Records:
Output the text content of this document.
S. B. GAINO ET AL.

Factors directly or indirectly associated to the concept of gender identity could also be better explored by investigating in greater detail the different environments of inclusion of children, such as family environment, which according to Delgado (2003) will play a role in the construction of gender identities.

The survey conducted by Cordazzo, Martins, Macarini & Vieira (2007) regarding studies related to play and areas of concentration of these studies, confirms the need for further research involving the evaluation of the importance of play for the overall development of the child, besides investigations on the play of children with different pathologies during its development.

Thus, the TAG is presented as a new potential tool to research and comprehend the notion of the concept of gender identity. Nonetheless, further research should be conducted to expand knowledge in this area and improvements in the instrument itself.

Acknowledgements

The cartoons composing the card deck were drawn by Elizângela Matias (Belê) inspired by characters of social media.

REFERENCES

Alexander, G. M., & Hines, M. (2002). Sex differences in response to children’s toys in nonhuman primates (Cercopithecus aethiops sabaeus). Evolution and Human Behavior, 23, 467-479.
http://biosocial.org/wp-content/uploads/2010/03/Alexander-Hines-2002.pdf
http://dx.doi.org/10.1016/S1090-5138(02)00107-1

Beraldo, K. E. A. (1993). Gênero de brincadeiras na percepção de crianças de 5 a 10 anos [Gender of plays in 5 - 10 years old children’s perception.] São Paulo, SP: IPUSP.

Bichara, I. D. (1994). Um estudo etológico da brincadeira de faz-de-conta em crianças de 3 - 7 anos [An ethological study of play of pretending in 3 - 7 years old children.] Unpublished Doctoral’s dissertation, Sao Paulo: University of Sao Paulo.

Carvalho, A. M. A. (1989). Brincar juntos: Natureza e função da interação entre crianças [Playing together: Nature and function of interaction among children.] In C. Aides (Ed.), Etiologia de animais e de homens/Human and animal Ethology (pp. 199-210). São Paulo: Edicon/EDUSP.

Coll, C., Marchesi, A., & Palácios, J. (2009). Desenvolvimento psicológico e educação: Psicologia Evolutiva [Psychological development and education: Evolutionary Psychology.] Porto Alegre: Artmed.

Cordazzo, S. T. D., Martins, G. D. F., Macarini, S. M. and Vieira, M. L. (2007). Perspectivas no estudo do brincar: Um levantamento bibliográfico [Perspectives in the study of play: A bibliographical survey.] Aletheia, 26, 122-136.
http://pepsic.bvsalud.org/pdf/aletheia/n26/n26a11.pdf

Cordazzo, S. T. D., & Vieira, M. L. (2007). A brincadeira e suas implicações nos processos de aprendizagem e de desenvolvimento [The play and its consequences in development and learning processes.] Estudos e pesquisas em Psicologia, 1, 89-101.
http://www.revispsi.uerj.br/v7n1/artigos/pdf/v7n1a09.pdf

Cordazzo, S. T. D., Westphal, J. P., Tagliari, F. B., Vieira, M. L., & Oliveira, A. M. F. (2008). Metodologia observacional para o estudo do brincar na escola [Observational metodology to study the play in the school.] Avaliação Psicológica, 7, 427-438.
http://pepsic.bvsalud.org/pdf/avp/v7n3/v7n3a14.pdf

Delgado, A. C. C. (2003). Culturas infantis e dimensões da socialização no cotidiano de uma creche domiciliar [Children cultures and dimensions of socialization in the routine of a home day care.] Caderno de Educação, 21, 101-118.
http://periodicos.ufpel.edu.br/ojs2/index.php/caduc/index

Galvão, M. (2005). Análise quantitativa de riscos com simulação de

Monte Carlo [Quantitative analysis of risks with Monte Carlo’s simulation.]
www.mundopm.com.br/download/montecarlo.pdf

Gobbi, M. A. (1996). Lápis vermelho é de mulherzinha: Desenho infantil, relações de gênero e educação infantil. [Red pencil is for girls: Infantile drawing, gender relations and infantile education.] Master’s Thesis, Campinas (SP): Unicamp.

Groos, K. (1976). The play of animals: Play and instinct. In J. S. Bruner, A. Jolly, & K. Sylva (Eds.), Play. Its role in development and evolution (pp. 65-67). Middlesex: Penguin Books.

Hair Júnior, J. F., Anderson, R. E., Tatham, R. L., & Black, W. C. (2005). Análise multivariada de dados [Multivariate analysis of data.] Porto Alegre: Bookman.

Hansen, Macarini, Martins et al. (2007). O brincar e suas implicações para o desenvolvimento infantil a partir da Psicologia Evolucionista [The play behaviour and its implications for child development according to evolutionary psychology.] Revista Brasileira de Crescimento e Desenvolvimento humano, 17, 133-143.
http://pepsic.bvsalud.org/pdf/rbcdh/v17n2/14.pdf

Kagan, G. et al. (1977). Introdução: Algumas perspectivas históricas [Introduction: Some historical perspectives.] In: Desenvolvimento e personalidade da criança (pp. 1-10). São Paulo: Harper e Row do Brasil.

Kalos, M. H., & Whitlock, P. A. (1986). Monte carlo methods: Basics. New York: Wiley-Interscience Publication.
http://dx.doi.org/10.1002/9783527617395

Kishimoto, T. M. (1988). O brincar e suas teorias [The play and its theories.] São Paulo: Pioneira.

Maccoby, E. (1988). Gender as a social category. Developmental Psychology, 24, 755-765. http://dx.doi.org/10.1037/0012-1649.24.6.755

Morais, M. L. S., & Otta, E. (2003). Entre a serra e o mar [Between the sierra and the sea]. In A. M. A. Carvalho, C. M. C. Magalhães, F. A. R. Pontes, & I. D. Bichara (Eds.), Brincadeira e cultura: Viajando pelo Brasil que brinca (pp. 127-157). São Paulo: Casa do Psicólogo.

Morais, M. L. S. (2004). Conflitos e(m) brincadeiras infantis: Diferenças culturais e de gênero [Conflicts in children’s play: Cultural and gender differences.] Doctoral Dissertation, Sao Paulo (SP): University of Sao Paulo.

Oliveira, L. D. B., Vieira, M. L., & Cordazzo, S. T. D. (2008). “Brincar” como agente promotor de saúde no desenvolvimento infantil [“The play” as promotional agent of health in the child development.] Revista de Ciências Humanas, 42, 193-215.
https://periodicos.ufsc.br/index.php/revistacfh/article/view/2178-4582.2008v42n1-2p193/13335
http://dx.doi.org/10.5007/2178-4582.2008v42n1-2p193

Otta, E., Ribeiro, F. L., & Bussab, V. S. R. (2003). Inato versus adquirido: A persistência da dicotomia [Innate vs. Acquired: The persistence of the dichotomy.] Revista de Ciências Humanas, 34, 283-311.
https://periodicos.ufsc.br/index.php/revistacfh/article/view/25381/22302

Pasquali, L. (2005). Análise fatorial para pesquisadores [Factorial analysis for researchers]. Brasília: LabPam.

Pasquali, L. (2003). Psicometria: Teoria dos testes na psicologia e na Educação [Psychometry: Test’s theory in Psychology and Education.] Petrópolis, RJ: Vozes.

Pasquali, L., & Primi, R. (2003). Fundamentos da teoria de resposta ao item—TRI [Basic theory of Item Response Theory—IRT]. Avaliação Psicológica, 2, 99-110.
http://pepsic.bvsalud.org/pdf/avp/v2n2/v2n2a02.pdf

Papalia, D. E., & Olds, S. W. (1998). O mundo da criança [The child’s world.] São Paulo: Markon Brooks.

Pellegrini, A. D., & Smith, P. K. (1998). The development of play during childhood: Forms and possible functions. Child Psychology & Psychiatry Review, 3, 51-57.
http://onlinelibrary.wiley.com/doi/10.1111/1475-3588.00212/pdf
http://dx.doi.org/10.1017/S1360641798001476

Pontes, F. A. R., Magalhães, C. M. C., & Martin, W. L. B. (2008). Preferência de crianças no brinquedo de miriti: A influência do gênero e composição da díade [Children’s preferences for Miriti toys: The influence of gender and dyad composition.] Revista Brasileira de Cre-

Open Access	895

> [WHAT THE TASK REQUIRES]:
Return every entry exactly as given.

> [EXERCISE SOLUTION]:
Output the text content of this document.
S. B. GAINO ET AL.

Factors directly or indirectly associated to the concept of gender identity could also be better explored by investigating in greater detail the different environments of inclusion of children, such as family environment, which according to Delgado (2003) will play a role in the construction of gender identities.

The survey conducted by Cordazzo, Martins, Macarini & Vieira (2007) regarding studies related to play and areas of concentration of these studies, confirms the need for further research involving the evaluation of the importance of play for the overall development of the child, besides investigations on the play of children with different pathologies during its development.

Thus, the TAG is presented as a new potential tool to research and comprehend the notion of the concept of gender identity. Nonetheless, further research should be conducted to expand knowledge in this area and improvements in the instrument itself.

Acknowledgements

The cartoons composing the card deck were drawn by Elizângela Matias (Belê) inspired by characters of social media.

REFERENCES

Alexander, G. M., & Hines, M. (2002). Sex differences in response to children’s toys in nonhuman primates (Cercopithecus aethiops sabaeus). Evolution and Human Behavior, 23, 467-479.
http://biosocial.org/wp-content/uploads/2010/03/Alexander-Hines-2002.pdf
http://dx.doi.org/10.1016/S1090-5138(02)00107-1

Beraldo, K. E. A. (1993). Gênero de brincadeiras na percepção de crianças de 5 a 10 anos [Gender of plays in 5 - 10 years old children’s perception.] São Paulo, SP: IPUSP.

Bichara, I. D. (1994). Um estudo etológico da brincadeira de faz-de-conta em crianças de 3 - 7 anos [An ethological study of play of pretending in 3 - 7 years old children.] Unpublished Doctoral’s dissertation, Sao Paulo: University of Sao Paulo.

Carvalho, A. M. A. (1989). Brincar juntos: Natureza e função da interação entre crianças [Playing together: Nature and function of interaction among children.] In C. Aides (Ed.), Etiologia de animais e de homens/Human and animal Ethology (pp. 199-210). São Paulo: Edicon/EDUSP.

Coll, C., Marchesi, A., & Palácios, J. (2009). Desenvolvimento psicológico e educação: Psicologia Evolutiva [Psychological development and education: Evolutionary Psychology.] Porto Alegre: Artmed.

Cordazzo, S. T. D., Martins, G. D. F., Macarini, S. M. and Vieira, M. L. (2007). Perspectivas no estudo do brincar: Um levantamento bibliográfico [Perspectives in the study of play: A bibliographical survey.] Aletheia, 26, 122-136.
http://pepsic.bvsalud.org/pdf/aletheia/n26/n26a11.pdf

Cordazzo, S. T. D., & Vieira, M. L. (2007). A brincadeira e suas implicações nos processos de aprendizagem e de desenvolvimento [The play and its consequences in development and learning processes.] Estudos e pesquisas em Psicologia, 1, 89-101.
http://www.revispsi.uerj.br/v7n1/artigos/pdf/v7n1a09.pdf

Cordazzo, S. T. D., Westphal, J. P., Tagliari, F. B., Vieira, M. L., & Oliveira, A. M. F. (2008). Metodologia observacional para o estudo do brincar na escola [Observational metodology to study the play in the school.] Avaliação Psicológica, 7, 427-438.
http://pepsic.bvsalud.org/pdf/avp/v7n3/v7n3a14.pdf

Delgado, A. C. C. (2003). Culturas infantis e dimensões da socialização no cotidiano de uma creche domiciliar [Children cultures and dimensions of socialization in the routine of a home day care.] Caderno de Educação, 21, 101-118.
http://periodicos.ufpel.edu.br/ojs2/index.php/caduc/index

Galvão, M. (2005). Análise quantitativa de riscos com simulação de

Monte Carlo [Quantitative analysis of risks with Monte Carlo’s simulation.]
www.mundopm.com.br/download/montecarlo.pdf

Gobbi, M. A. (1996). Lápis vermelho é de mulherzinha: Desenho infantil, relações de gênero e educação infantil. [Red pencil is for girls: Infantile drawing, gender relations and infantile education.] Master’s Thesis, Campinas (SP): Unicamp.

Groos, K. (1976). The play of animals: Play and instinct. In J. S. Bruner, A. Jolly, & K. Sylva (Eds.), Play. Its role in development and evolution (pp. 65-67). Middlesex: Penguin Books.

Hair Júnior, J. F., Anderson, R. E., Tatham, R. L., & Black, W. C. (2005). Análise multivariada de dados [Multivariate analysis of data.] Porto Alegre: Bookman.

Hansen, Macarini, Martins et al. (2007). O brincar e suas implicações para o desenvolvimento infantil a partir da Psicologia Evolucionista [The play behaviour and its implications for child development according to evolutionary psychology.] Revista Brasileira de Crescimento e Desenvolvimento humano, 17, 133-143.
http://pepsic.bvsalud.org/pdf/rbcdh/v17n2/14.pdf

Kagan, G. et al. (1977). Introdução: Algumas perspectivas históricas [Introduction: Some historical perspectives.] In: Desenvolvimento e personalidade da criança (pp. 1-10). São Paulo: Harper e Row do Brasil.

Kalos, M. H., & Whitlock, P. A. (1986). Monte carlo methods: Basics. New York: Wiley-Interscience Publication.
http://dx.doi.org/10.1002/9783527617395

Kishimoto, T. M. (1988). O brincar e suas teorias [The play and its theories.] São Paulo: Pioneira.

Maccoby, E. (1988). Gender as a social category. Developmental Psychology, 24, 755-765. http://dx.doi.org/10.1037/0012-1649.24.6.755

Morais, M. L. S., & Otta, E. (2003). Entre a serra e o mar [Between the sierra and the sea]. In A. M. A. Carvalho, C. M. C. Magalhães, F. A. R. Pontes, & I. D. Bichara (Eds.), Brincadeira e cultura: Viajando pelo Brasil que brinca (pp. 127-157). São Paulo: Casa do Psicólogo.

Morais, M. L. S. (2004). Conflitos e(m) brincadeiras infantis: Diferenças culturais e de gênero [Conflicts in children’s play: Cultural and gender differences.] Doctoral Dissertation, Sao Paulo (SP): University of Sao Paulo.

Oliveira, L. D. B., Vieira, M. L., & Cordazzo, S. T. D. (2008). “Brincar” como agente promotor de saúde no desenvolvimento infantil [“The play” as promotional agent of health in the child development.] Revista de Ciências Humanas, 42, 193-215.
https://periodicos.ufsc.br/index.php/revistacfh/article/view/2178-4582.2008v42n1-2p193/13335
http://dx.doi.org/10.5007/2178-4582.2008v42n1-2p193

Otta, E., Ribeiro, F. L., & Bussab, V. S. R. (2003). Inato versus adquirido: A persistência da dicotomia [Innate vs. Acquired: The persistence of the dichotomy.] Revista de Ciências Humanas, 34, 283-311.
https://periodicos.ufsc.br/index.php/revistacfh/article/view/25381/22302

Pasquali, L. (2005). Análise fatorial para pesquisadores [Factorial analysis for researchers]. Brasília: LabPam.

Pasquali, L. (2003). Psicometria: Teoria dos testes na psicologia e na Educação [Psychometry: Test’s theory in Psychology and Education.] Petrópolis, RJ: Vozes.

Pasquali, L., & Primi, R. (2003). Fundamentos da teoria de resposta ao item—TRI [Basic theory of Item Response Theory—IRT]. Avaliação Psicológica, 2, 99-110.
http://pepsic.bvsalud.org/pdf/avp/v2n2/v2n2a02.pdf

Papalia, D. E., & Olds, S. W. (1998). O mundo da criança [The child’s world.] São Paulo: Markon Brooks.

Pellegrini, A. D., & Smith, P. K. (1998). The development of play during childhood: Forms and possible functions. Child Psychology & Psychiatry Review, 3, 51-57.
http://onlinelibrary.wiley.com/doi/10.1111/1475-3588.00212/pdf
http://dx.doi.org/10.1017/S1360641798001476

Pontes, F. A. R., Magalhães, C. M. C., & Martin, W. L. B. (2008). Preferência de crianças no brinquedo de miriti: A influência do gênero e composição da díade [Children’s preferences for Miriti toys: The influence of gender and dyad composition.] Revista Brasileira de Cre-

Open Access	895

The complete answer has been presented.